ENTRIES SUPPLIED —
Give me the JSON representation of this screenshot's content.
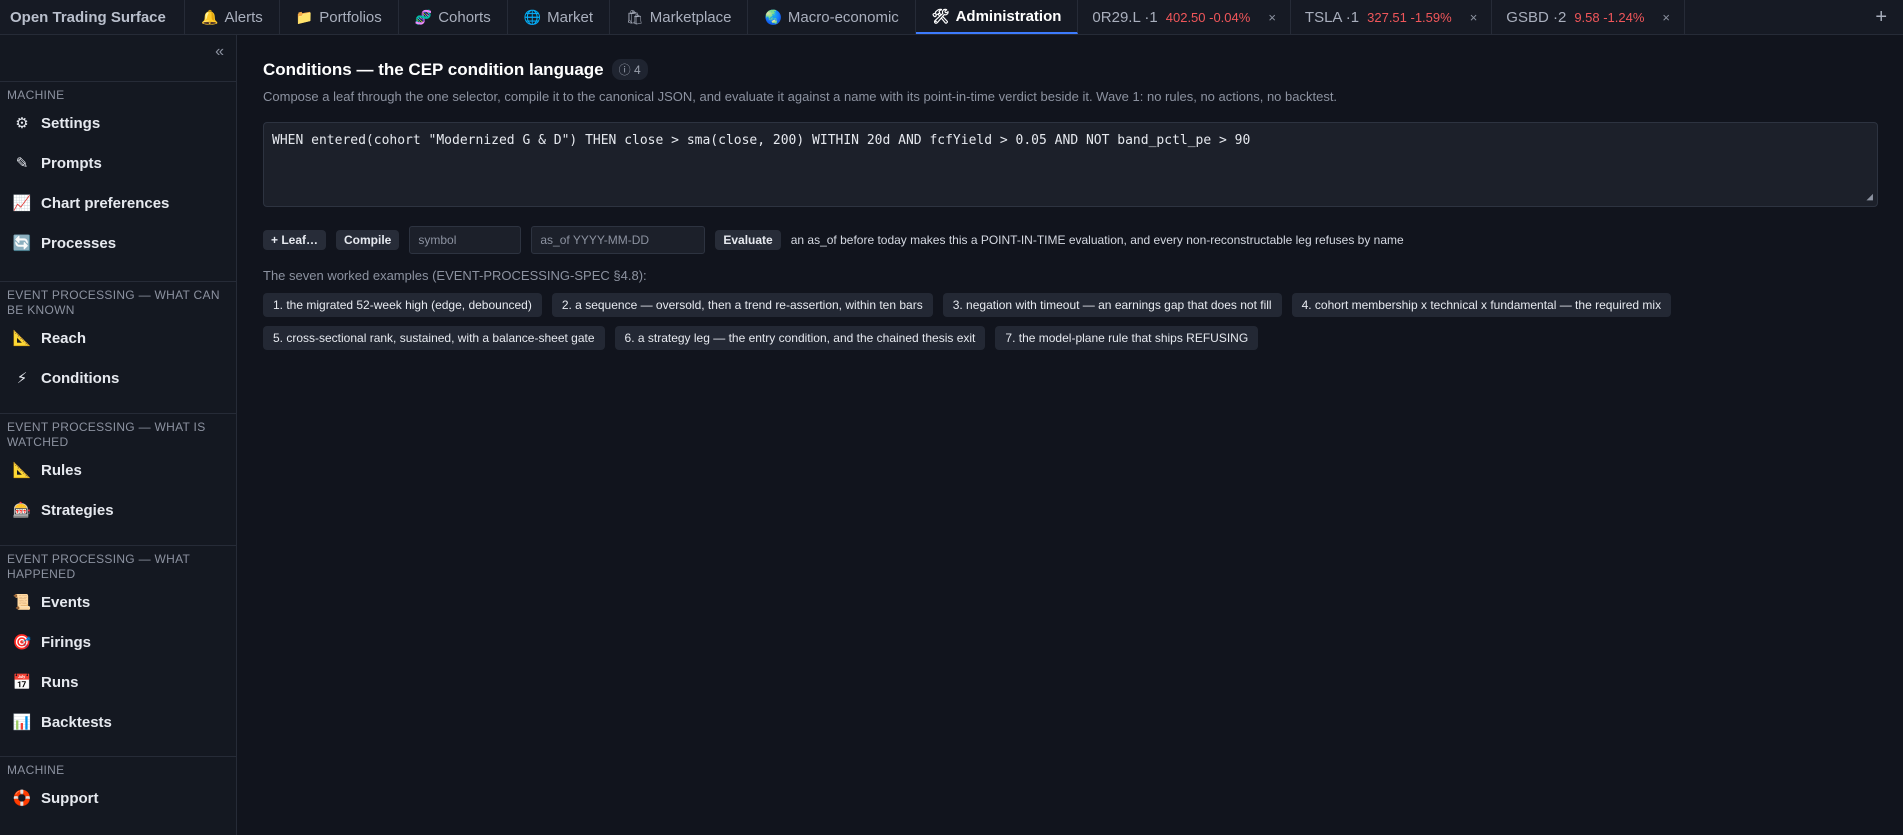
{
  "app": {
    "title": "Open Trading Surface"
  },
  "tabs": [
    {
      "icon": "🔔",
      "label": "Alerts",
      "icon_name": "bell-icon"
    },
    {
      "icon": "📁",
      "label": "Portfolios",
      "icon_name": "folder-icon"
    },
    {
      "icon": "🧬",
      "label": "Cohorts",
      "icon_name": "dna-icon"
    },
    {
      "icon": "🌐",
      "label": "Market",
      "icon_name": "globe-icon"
    },
    {
      "icon": "🛍",
      "label": "Marketplace",
      "icon_name": "shopping-bag-icon"
    },
    {
      "icon": "🌏",
      "label": "Macro-economic",
      "icon_name": "earth-icon"
    },
    {
      "icon": "🛠",
      "label": "Administration",
      "icon_name": "tools-icon",
      "active": true
    }
  ],
  "tickers": [
    {
      "symbol": "0R29.L ·1",
      "quote": "402.50 -0.04%",
      "close": "×"
    },
    {
      "symbol": "TSLA ·1",
      "quote": "327.51 -1.59%",
      "close": "×"
    },
    {
      "symbol": "GSBD ·2",
      "quote": "9.58 -1.24%",
      "close": "×"
    }
  ],
  "add_tab": "+",
  "sidebar": {
    "collapse": "«",
    "sections": [
      {
        "title": "MACHINE",
        "items": [
          {
            "icon": "⚙",
            "label": "Settings",
            "icon_name": "gear-icon"
          },
          {
            "icon": "✎",
            "label": "Prompts",
            "icon_name": "pencil-icon"
          },
          {
            "icon": "📈",
            "label": "Chart preferences",
            "icon_name": "chart-up-icon"
          },
          {
            "icon": "🔄",
            "label": "Processes",
            "icon_name": "refresh-icon"
          }
        ]
      },
      {
        "title": "EVENT PROCESSING — WHAT CAN BE KNOWN",
        "items": [
          {
            "icon": "📐",
            "label": "Reach",
            "icon_name": "triangle-ruler-icon"
          },
          {
            "icon": "⚡",
            "label": "Conditions",
            "icon_name": "lightning-icon"
          }
        ]
      },
      {
        "title": "EVENT PROCESSING — WHAT IS WATCHED",
        "items": [
          {
            "icon": "📐",
            "label": "Rules",
            "icon_name": "triangle-ruler-icon"
          },
          {
            "icon": "🎰",
            "label": "Strategies",
            "icon_name": "slot-machine-icon"
          }
        ]
      },
      {
        "title": "EVENT PROCESSING — WHAT HAPPENED",
        "items": [
          {
            "icon": "📜",
            "label": "Events",
            "icon_name": "scroll-icon"
          },
          {
            "icon": "🎯",
            "label": "Firings",
            "icon_name": "target-icon"
          },
          {
            "icon": "📅",
            "label": "Runs",
            "icon_name": "calendar-icon"
          },
          {
            "icon": "📊",
            "label": "Backtests",
            "icon_name": "bar-chart-icon"
          }
        ]
      },
      {
        "title": "MACHINE",
        "items": [
          {
            "icon": "🛟",
            "label": "Support",
            "icon_name": "lifebuoy-icon"
          }
        ]
      }
    ]
  },
  "main": {
    "title": "Conditions — the CEP condition language",
    "badge": "ⓘ 4",
    "subtitle": "Compose a leaf through the one selector, compile it to the canonical JSON, and evaluate it against a name with its point-in-time verdict beside it. Wave 1: no rules, no actions, no backtest.",
    "editor_value": "WHEN entered(cohort \"Modernized G & D\") THEN close > sma(close, 200) WITHIN 20d AND fcfYield > 0.05 AND NOT band_pctl_pe > 90",
    "leaf_button": "+ Leaf…",
    "compile_button": "Compile",
    "symbol_placeholder": "symbol",
    "asof_placeholder": "as_of YYYY-MM-DD",
    "evaluate_button": "Evaluate",
    "hint": "an as_of before today makes this a POINT-IN-TIME evaluation, and every non-reconstructable leg refuses by name",
    "examples_label": "The seven worked examples (EVENT-PROCESSING-SPEC §4.8):",
    "examples": [
      "1. the migrated 52-week high (edge, debounced)",
      "2. a sequence — oversold, then a trend re-assertion, within ten bars",
      "3. negation with timeout — an earnings gap that does not fill",
      "4. cohort membership x technical x fundamental — the required mix",
      "5. cross-sectional rank, sustained, with a balance-sheet gate",
      "6. a strategy leg — the entry condition, and the chained thesis exit",
      "7. the model-plane rule that ships REFUSING"
    ]
  }
}
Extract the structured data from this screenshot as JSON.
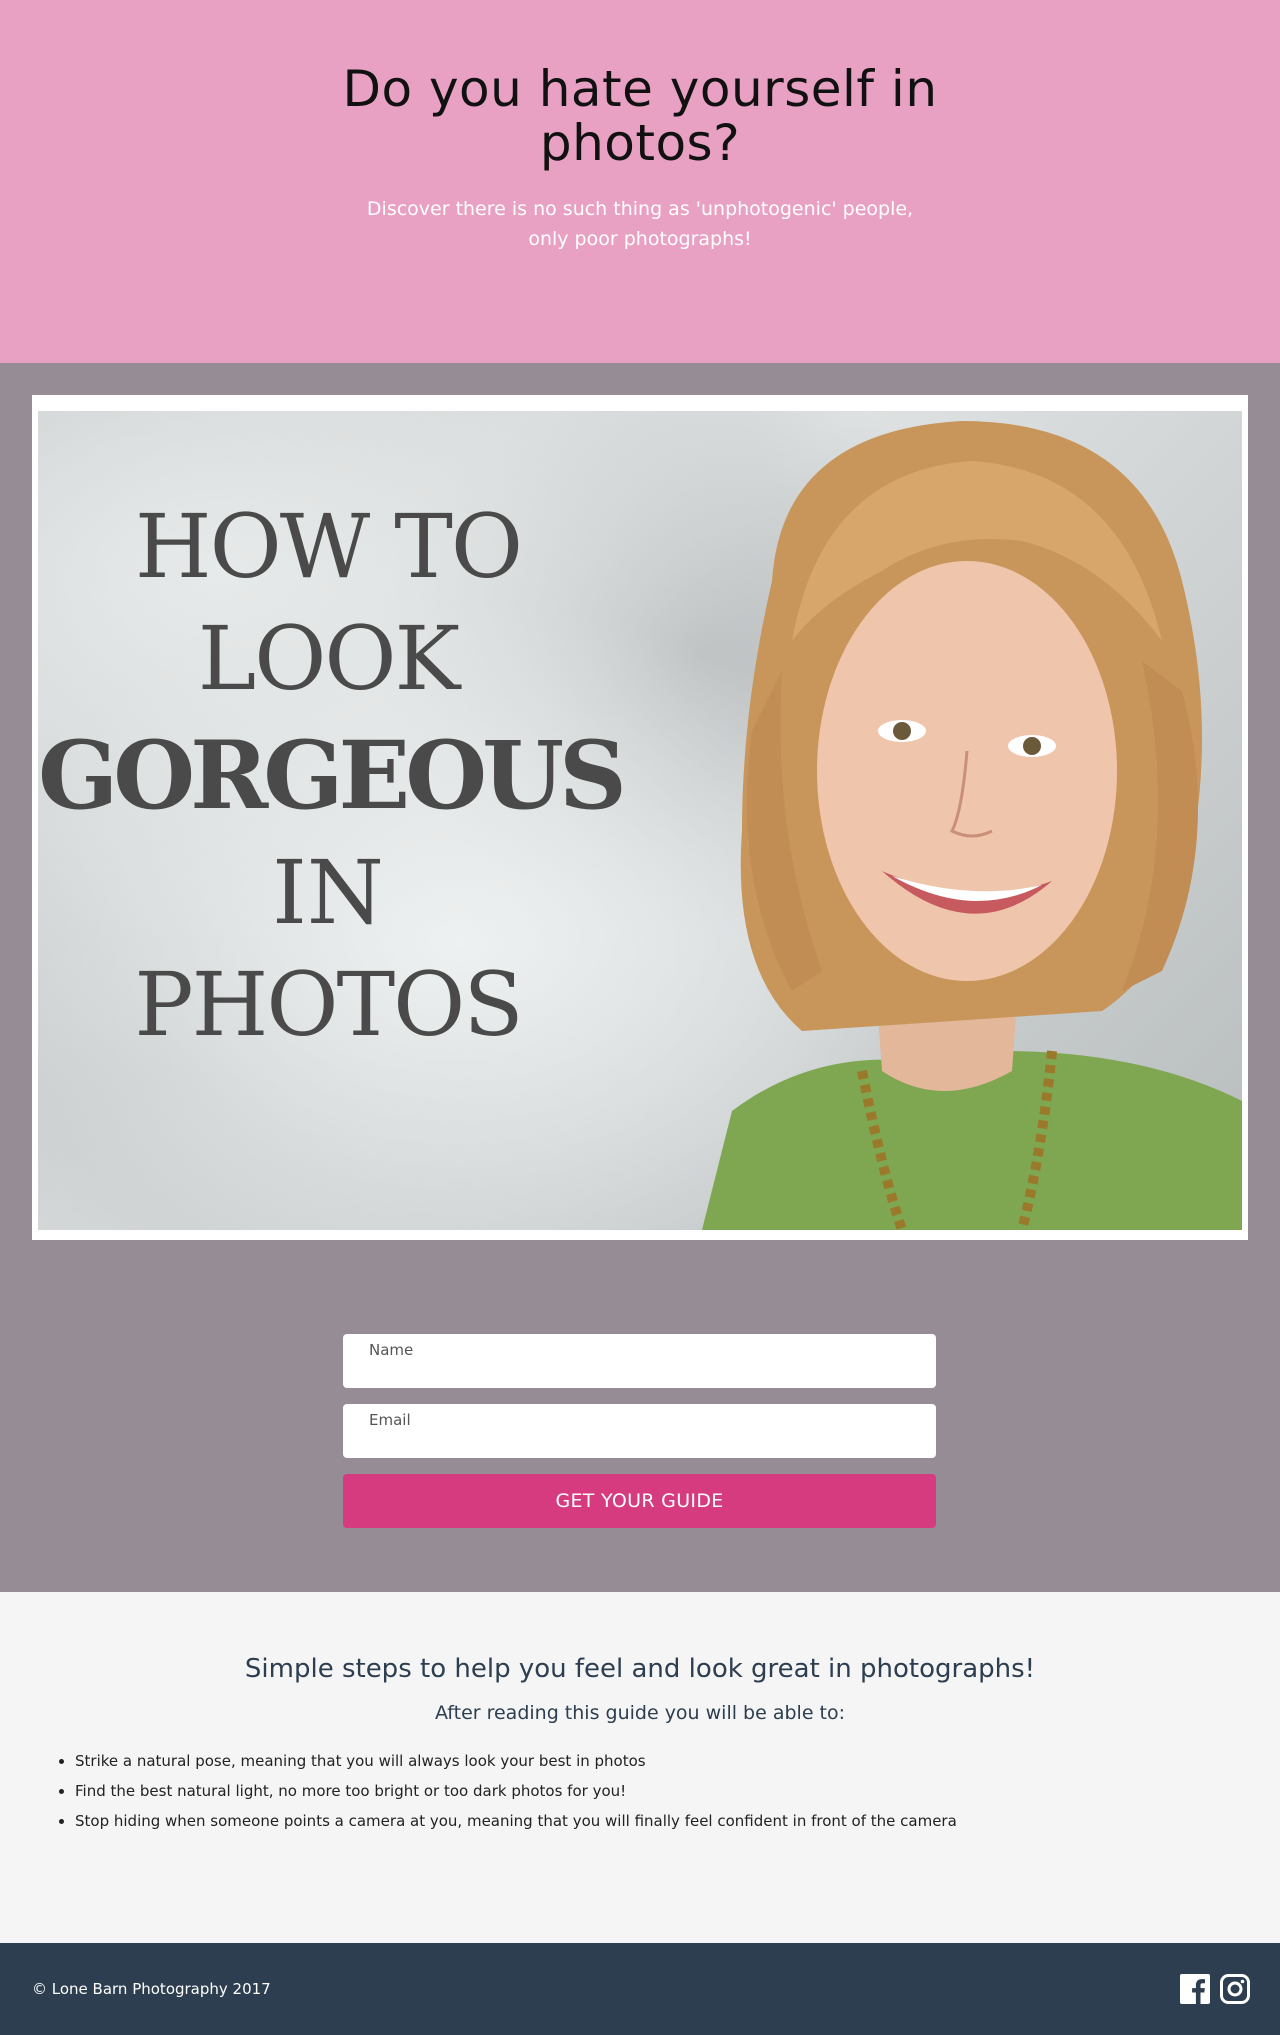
{
  "hero": {
    "title": "Do you hate yourself in photos?",
    "subtitle": "Discover there is no such thing as 'unphotogenic' people, only poor photographs!"
  },
  "promo": {
    "line1": "HOW TO",
    "line2": "LOOK",
    "line3": "GORGEOUS",
    "line4": "IN",
    "line5": "PHOTOS"
  },
  "form": {
    "name_label": "Name",
    "email_label": "Email",
    "submit_label": "GET YOUR GUIDE"
  },
  "benefits": {
    "heading": "Simple steps to help you feel and look great in photographs!",
    "subheading": "After reading this guide you will be able to:",
    "items": [
      "Strike a natural pose, meaning that you will always look your best in photos",
      "Find the best natural light, no more too bright or too dark photos for you!",
      "Stop hiding when someone points a camera at you, meaning that you will finally feel confident in front of the camera"
    ]
  },
  "footer": {
    "copyright": "© Lone Barn Photography 2017",
    "icons": [
      "facebook-icon",
      "instagram-icon"
    ]
  },
  "colors": {
    "hero_bg": "#e9a1c3",
    "section_bg": "#958c96",
    "cta": "#d63b80",
    "footer_bg": "#2c3e50"
  }
}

REQUIREMENT — From the listing above, pick out every line containing "subtitle".

RIGHT ANSWER —
    "subtitle": "Compose a leaf through the one selector, compile it to the canonical JSON, and evaluate it against a name with its point-in-time verdict beside it. Wave 1: no rules, no actions, no backtest.",
    "subtitle": "Discover there is no such thing as 'unphotogenic' people, only poor photographs!"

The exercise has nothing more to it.